_Task list_
A. From the August 2012 blog page, quote the passage that begins with the words containing "I know radio" and ends with "with an iPod.".
B. List the titles of all the posts on the August 2012 blog page.

### Text section ###

Month: August 2012


About Fuckin Time New York City Has a Rock Station Again


I know radio is dead and shit, but it’s just not right for a major city to not have a rock station. From what I heard, I’m pumped: Foo Fighters, 311, Sublime, Nirvana, AIC, Metallica, Stone Temple Pilots, Rage Against the Machine, Live, Bush, Velvet Revolver, Nirvana, Kings of Leon, The Black Keys, Incubus, JET, Audioslave, Cage the Elephant, Green Day, Linkin Park, Nine inch Nails, The Offspring. Great driving music because I’m too lazy to fuck around with an iPod.

iPhone 5 Speculators Are Jackasses


Fuck this bullshit Chinese parking lot attendant who claimed back in April that the iPhone 5 would be released in June. And Fuck the hipsters at Gizmodo for posting itand believing that some idiot in a booth actually knows inside info about Apple. It’s August. No iPhone 5. Shitheads.


If The Subway Turnstyle Swipe Reader Messes Up, I’m Jumping The Fuck Over It


  • Swipe Card
  • “Please Reswipe”
  • I swipe again
  • “Please Reswipe”
  • I swipe again
  • “Too Soon”

### Entries shown ###

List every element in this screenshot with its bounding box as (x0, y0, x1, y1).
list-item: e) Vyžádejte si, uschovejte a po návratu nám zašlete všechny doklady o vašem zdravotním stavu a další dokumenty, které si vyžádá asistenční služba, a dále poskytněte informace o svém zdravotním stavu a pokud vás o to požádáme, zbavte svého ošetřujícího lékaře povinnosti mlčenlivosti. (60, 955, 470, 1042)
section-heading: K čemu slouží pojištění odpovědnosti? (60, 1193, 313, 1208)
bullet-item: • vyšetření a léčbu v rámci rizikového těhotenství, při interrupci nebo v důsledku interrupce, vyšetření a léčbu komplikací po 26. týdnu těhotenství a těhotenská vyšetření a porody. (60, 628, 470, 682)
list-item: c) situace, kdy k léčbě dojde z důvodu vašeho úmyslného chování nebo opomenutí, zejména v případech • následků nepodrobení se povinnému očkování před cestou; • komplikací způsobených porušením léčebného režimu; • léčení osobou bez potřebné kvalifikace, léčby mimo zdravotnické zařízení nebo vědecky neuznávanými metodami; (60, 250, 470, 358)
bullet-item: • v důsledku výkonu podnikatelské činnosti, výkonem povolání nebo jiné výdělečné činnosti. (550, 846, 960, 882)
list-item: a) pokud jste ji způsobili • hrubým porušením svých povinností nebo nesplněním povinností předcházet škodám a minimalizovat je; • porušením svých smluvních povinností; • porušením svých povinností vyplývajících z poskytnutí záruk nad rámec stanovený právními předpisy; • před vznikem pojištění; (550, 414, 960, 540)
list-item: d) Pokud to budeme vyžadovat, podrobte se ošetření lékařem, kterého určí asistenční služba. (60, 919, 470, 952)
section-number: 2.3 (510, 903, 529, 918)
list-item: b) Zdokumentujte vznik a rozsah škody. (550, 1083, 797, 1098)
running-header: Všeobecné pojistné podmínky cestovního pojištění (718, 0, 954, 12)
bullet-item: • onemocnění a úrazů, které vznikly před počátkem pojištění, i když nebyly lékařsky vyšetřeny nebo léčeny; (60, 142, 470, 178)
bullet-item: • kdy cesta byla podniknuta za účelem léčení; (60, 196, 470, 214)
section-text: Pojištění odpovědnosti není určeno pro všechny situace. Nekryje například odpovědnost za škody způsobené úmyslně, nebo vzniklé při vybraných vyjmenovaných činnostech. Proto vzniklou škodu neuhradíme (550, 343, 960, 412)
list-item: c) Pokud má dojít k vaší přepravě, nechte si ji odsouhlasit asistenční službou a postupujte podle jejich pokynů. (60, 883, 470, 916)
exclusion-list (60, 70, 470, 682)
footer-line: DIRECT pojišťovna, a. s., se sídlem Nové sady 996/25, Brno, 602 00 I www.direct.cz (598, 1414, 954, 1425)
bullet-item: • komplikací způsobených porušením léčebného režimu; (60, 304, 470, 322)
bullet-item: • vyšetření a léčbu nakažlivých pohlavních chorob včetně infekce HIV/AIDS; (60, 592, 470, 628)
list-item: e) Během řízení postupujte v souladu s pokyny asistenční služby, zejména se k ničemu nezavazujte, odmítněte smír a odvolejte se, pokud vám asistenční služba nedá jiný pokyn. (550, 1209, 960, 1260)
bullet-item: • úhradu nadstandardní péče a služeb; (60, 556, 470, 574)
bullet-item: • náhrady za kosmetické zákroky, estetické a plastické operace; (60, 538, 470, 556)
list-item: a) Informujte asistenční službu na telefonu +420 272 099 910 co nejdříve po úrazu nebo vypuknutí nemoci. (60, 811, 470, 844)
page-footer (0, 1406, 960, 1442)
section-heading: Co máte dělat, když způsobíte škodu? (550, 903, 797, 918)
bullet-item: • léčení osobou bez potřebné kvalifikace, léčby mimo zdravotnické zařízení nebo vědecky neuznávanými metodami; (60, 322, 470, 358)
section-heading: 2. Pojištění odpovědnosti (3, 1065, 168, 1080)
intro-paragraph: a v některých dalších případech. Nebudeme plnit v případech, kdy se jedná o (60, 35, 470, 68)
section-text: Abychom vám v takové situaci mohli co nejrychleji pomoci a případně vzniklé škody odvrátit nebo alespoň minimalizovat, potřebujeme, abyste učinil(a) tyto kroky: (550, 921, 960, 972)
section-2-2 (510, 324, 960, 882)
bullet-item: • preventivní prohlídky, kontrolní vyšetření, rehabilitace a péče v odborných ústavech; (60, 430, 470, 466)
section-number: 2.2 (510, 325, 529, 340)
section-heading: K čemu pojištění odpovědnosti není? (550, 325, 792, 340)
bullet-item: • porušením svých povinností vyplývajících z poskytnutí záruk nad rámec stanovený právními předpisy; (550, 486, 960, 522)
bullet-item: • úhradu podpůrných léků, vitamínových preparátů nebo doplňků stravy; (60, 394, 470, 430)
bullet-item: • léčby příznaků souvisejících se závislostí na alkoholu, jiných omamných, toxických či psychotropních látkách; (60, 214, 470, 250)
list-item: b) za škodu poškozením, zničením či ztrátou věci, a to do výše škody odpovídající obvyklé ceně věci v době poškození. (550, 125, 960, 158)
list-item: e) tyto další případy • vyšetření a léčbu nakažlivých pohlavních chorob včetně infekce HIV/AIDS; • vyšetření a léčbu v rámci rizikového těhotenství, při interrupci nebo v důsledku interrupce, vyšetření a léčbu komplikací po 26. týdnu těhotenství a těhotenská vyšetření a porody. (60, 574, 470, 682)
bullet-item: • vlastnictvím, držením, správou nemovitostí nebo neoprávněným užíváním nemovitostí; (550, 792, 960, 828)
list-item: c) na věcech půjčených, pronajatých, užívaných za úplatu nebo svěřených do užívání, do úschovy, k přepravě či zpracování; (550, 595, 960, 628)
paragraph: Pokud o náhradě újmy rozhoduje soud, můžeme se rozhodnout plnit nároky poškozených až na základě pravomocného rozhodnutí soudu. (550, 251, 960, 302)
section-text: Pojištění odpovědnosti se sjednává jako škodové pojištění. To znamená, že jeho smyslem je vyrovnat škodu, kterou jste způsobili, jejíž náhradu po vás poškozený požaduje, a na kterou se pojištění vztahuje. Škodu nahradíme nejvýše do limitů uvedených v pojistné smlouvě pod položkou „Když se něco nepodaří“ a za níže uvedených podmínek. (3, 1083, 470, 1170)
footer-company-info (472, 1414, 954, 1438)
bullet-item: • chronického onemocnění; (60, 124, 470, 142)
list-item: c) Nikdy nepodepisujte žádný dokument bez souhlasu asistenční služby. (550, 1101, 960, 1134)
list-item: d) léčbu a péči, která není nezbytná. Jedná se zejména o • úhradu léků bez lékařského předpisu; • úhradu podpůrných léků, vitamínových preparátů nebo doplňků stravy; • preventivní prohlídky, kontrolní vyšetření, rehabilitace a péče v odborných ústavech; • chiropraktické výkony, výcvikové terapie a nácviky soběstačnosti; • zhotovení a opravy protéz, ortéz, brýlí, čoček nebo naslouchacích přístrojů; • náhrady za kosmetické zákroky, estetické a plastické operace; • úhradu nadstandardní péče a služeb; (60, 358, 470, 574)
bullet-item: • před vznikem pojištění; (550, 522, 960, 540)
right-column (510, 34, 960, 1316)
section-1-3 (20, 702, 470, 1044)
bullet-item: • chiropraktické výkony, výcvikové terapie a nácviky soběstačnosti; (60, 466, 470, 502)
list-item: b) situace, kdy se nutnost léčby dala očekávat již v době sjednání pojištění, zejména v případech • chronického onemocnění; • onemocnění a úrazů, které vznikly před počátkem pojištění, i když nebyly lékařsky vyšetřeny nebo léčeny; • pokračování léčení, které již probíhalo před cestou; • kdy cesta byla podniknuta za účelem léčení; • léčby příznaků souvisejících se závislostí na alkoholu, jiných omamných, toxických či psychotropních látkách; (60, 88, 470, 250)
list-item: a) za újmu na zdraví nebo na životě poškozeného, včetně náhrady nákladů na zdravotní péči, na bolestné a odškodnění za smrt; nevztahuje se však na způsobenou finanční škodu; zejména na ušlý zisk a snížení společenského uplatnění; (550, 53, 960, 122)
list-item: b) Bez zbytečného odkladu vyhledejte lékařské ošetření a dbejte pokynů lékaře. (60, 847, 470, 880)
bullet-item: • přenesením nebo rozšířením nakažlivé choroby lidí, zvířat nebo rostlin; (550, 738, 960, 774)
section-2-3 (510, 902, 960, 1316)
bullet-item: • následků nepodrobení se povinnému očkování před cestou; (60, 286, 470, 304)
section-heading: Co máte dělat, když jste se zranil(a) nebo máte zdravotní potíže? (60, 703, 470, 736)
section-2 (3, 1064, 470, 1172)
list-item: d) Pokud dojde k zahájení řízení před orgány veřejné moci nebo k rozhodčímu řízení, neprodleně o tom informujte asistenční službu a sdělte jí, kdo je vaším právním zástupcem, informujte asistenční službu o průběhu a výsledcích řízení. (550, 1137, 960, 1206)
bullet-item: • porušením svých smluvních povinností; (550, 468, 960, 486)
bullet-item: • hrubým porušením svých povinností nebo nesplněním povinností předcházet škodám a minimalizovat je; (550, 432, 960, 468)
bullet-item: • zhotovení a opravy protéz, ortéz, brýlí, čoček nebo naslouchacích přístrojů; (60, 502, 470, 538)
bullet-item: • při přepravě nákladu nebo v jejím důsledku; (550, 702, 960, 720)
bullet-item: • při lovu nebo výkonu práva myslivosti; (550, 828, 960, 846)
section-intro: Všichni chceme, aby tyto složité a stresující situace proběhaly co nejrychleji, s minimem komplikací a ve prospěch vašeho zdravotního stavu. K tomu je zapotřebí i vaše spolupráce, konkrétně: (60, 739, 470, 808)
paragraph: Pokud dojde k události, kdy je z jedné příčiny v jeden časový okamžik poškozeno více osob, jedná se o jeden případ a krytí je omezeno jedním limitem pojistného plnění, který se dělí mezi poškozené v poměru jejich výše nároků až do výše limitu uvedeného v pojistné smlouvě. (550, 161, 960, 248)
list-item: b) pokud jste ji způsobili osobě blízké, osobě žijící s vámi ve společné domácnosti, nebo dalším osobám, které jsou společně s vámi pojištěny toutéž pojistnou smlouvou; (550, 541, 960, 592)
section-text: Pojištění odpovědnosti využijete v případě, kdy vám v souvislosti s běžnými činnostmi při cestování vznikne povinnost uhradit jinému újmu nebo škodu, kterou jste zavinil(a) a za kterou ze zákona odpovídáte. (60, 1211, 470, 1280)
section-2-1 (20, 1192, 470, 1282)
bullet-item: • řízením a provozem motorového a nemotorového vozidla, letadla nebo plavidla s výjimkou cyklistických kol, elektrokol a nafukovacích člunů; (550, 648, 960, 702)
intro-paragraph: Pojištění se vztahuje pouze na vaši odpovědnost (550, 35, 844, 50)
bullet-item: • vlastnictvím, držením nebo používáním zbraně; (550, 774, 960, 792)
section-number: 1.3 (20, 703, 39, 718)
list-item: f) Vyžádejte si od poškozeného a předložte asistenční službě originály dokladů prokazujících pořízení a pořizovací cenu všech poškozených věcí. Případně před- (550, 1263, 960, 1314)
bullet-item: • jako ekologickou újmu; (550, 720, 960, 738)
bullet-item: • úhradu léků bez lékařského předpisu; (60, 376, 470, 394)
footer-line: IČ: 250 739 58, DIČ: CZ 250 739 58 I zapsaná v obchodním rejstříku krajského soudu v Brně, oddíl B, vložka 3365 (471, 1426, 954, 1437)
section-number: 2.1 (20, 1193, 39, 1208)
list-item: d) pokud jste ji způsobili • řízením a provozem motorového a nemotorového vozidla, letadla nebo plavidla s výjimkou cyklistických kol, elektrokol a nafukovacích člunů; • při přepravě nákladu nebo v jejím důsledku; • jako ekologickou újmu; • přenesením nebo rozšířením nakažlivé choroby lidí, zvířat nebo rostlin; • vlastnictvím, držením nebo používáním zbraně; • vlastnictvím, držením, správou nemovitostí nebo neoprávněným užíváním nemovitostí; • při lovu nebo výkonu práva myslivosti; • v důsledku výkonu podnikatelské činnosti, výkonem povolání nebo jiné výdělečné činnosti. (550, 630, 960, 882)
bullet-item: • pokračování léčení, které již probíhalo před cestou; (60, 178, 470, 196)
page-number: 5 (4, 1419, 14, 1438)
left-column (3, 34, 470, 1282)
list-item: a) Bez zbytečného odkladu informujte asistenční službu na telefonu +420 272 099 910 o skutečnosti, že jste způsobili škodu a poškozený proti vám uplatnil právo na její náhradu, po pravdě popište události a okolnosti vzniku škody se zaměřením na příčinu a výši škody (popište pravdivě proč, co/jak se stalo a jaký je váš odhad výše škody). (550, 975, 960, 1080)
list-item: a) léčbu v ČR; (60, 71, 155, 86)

###

_Answers for each item_
A.
I know radio is dead and shit, but it’s just not right for a major city to not have a rock station. From what I heard, I’m pumped: Foo Fighters, 311, Sublime, Nirvana, AIC, Metallica, Stone Temple Pilots, Rage Against the Machine, Live, Bush, Velvet Revolver, Nirvana, Kings of Leon, The Black Keys, Incubus, JET, Audioslave, Cage the Elephant, Green Day, Linkin Park, Nine inch Nails, The Offspring. Great driving music because I’m too lazy to fuck around with an iPod.

B.
- About Fuckin Time New York City Has a Rock Station Again
- iPhone 5 Speculators Are Jackasses
- If The Subway Turnstyle Swipe Reader Messes Up, I’m Jumping The Fuck Over It